### Task prompt
The listing below should be written out exactly; please include all of it.

### Material for this exercise
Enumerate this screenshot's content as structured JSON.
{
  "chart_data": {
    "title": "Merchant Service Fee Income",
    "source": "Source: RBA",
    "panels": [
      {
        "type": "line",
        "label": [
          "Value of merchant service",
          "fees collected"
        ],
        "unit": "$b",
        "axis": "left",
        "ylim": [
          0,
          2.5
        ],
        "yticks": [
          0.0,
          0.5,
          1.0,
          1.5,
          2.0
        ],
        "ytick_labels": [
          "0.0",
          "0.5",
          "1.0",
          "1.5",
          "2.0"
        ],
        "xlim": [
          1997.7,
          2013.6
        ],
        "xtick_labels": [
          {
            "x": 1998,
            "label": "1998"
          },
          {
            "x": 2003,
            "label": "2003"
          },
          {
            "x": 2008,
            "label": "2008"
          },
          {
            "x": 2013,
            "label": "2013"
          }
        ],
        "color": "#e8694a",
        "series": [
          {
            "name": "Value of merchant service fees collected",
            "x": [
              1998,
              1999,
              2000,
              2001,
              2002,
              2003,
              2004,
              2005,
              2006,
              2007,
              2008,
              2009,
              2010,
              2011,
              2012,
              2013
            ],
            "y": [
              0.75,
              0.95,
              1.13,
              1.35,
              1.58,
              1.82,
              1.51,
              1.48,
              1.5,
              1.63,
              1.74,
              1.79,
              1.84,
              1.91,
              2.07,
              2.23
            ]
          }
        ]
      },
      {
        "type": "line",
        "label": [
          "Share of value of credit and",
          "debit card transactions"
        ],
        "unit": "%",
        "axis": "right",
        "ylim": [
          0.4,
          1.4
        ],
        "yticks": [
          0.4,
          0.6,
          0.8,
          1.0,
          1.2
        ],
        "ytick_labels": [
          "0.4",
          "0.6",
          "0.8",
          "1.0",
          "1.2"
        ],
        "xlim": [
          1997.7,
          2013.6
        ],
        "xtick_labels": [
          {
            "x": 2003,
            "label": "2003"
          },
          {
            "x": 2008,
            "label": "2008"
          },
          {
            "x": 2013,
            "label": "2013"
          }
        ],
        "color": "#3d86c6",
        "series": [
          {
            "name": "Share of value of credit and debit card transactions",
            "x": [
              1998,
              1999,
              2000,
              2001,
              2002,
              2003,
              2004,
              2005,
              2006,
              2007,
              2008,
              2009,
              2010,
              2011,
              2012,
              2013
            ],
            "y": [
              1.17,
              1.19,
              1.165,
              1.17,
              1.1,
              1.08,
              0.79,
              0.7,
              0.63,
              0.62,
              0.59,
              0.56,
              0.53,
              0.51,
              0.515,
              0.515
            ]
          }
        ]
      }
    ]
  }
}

### The output
Enumerate this screenshot's content as structured JSON.
{
  "chart_data": {
    "title": "Merchant Service Fee Income",
    "source": "Source: RBA",
    "panels": [
      {
        "type": "line",
        "label": [
          "Value of merchant service",
          "fees collected"
        ],
        "unit": "$b",
        "axis": "left",
        "ylim": [
          0,
          2.5
        ],
        "yticks": [
          0.0,
          0.5,
          1.0,
          1.5,
          2.0
        ],
        "ytick_labels": [
          "0.0",
          "0.5",
          "1.0",
          "1.5",
          "2.0"
        ],
        "xlim": [
          1997.7,
          2013.6
        ],
        "xtick_labels": [
          {
            "x": 1998,
            "label": "1998"
          },
          {
            "x": 2003,
            "label": "2003"
          },
          {
            "x": 2008,
            "label": "2008"
          },
          {
            "x": 2013,
            "label": "2013"
          }
        ],
        "color": "#e8694a",
        "series": [
          {
            "name": "Value of merchant service fees collected",
            "x": [
              1998,
              1999,
              2000,
              2001,
              2002,
              2003,
              2004,
              2005,
              2006,
              2007,
              2008,
              2009,
              2010,
              2011,
              2012,
              2013
            ],
            "y": [
              0.75,
              0.95,
              1.13,
              1.35,
              1.58,
              1.82,
              1.51,
              1.48,
              1.5,
              1.63,
              1.74,
              1.79,
              1.84,
              1.91,
              2.07,
              2.23
            ]
          }
        ]
      },
      {
        "type": "line",
        "label": [
          "Share of value of credit and",
          "debit card transactions"
        ],
        "unit": "%",
        "axis": "right",
        "ylim": [
          0.4,
          1.4
        ],
        "yticks": [
          0.4,
          0.6,
          0.8,
          1.0,
          1.2
        ],
        "ytick_labels": [
          "0.4",
          "0.6",
          "0.8",
          "1.0",
          "1.2"
        ],
        "xlim": [
          1997.7,
          2013.6
        ],
        "xtick_labels": [
          {
            "x": 2003,
            "label": "2003"
          },
          {
            "x": 2008,
            "label": "2008"
          },
          {
            "x": 2013,
            "label": "2013"
          }
        ],
        "color": "#3d86c6",
        "series": [
          {
            "name": "Share of value of credit and debit card transactions",
            "x": [
              1998,
              1999,
              2000,
              2001,
              2002,
              2003,
              2004,
              2005,
              2006,
              2007,
              2008,
              2009,
              2010,
              2011,
              2012,
              2013
            ],
            "y": [
              1.17,
              1.19,
              1.165,
              1.17,
              1.1,
              1.08,
              0.79,
              0.7,
              0.63,
              0.62,
              0.59,
              0.56,
              0.53,
              0.51,
              0.515,
              0.515
            ]
          }
        ]
      }
    ]
  }
}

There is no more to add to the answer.